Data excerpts
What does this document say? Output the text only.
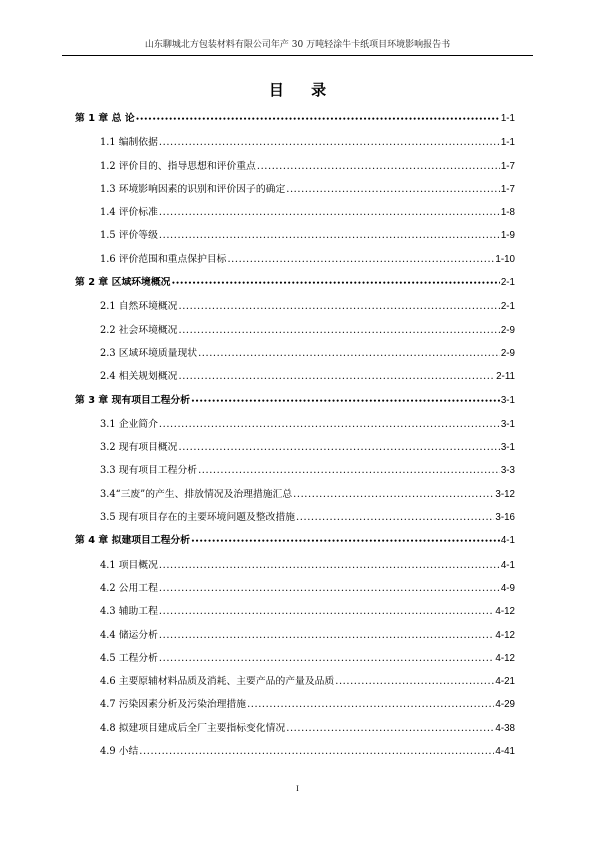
山东聊城北方包装材料有限公司年产 30 万吨轻涂牛卡纸项目环境影响报告书
目 录
第 1 章 总 论 •••••	1-1
1.1 编制依据 .....	1-1
1.2 评价目的、指导思想和评价重点 .....	1-7
1.3 环境影响因素的识别和评价因子的确定 .....	1-7
1.4 评价标准 .....	1-8
1.5 评价等级 .....	1-9
1.6 评价范围和重点保护目标 .....	1-10
第 2 章 区域环境概况 •••••	2-1
2.1 自然环境概况 .....	2-1
2.2 社会环境概况 .....	2-9
2.3 区域环境质量现状 .....	2-9
2.4 相关规划概况 .....	2-11
第 3 章 现有项目工程分析 •••••	3-1
3.1 企业简介 .....	3-1
3.2 现有项目概况 .....	3-1
3.3 现有项目工程分析 .....	3-3
3.4“三废”的产生、排放情况及治理措施汇总 .....	3-12
3.5 现有项目存在的主要环境问题及整改措施 .....	3-16
第 4 章 拟建项目工程分析 •••••	4-1
4.1 项目概况 .....	4-1
4.2 公用工程 .....	4-9
4.3 辅助工程 .....	4-12
4.4 储运分析 .....	4-12
4.5 工程分析 .....	4-12
4.6 主要原辅材料品质及消耗、主要产品的产量及品质 .....	4-21
4.7 污染因素分析及污染治理措施 .....	4-29
4.8 拟建项目建成后全厂主要指标变化情况 .....	4-38
4.9 小结 .....	4-41
I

* Directive
Leave out the pictures and output the rest of the material exactly as written.

* Reply
What does this document say? Output the text only.
山东聊城北方包装材料有限公司年产 30 万吨轻涂牛卡纸项目环境影响报告书
目 录
第 1 章 总 论 •••••	1-1
1.1 编制依据 .....	1-1
1.2 评价目的、指导思想和评价重点 .....	1-7
1.3 环境影响因素的识别和评价因子的确定 .....	1-7
1.4 评价标准 .....	1-8
1.5 评价等级 .....	1-9
1.6 评价范围和重点保护目标 .....	1-10
第 2 章 区域环境概况 •••••	2-1
2.1 自然环境概况 .....	2-1
2.2 社会环境概况 .....	2-9
2.3 区域环境质量现状 .....	2-9
2.4 相关规划概况 .....	2-11
第 3 章 现有项目工程分析 •••••	3-1
3.1 企业简介 .....	3-1
3.2 现有项目概况 .....	3-1
3.3 现有项目工程分析 .....	3-3
3.4“三废”的产生、排放情况及治理措施汇总 .....	3-12
3.5 现有项目存在的主要环境问题及整改措施 .....	3-16
第 4 章 拟建项目工程分析 •••••	4-1
4.1 项目概况 .....	4-1
4.2 公用工程 .....	4-9
4.3 辅助工程 .....	4-12
4.4 储运分析 .....	4-12
4.5 工程分析 .....	4-12
4.6 主要原辅材料品质及消耗、主要产品的产量及品质 .....	4-21
4.7 污染因素分析及污染治理措施 .....	4-29
4.8 拟建项目建成后全厂主要指标变化情况 .....	4-38
4.9 小结 .....	4-41
I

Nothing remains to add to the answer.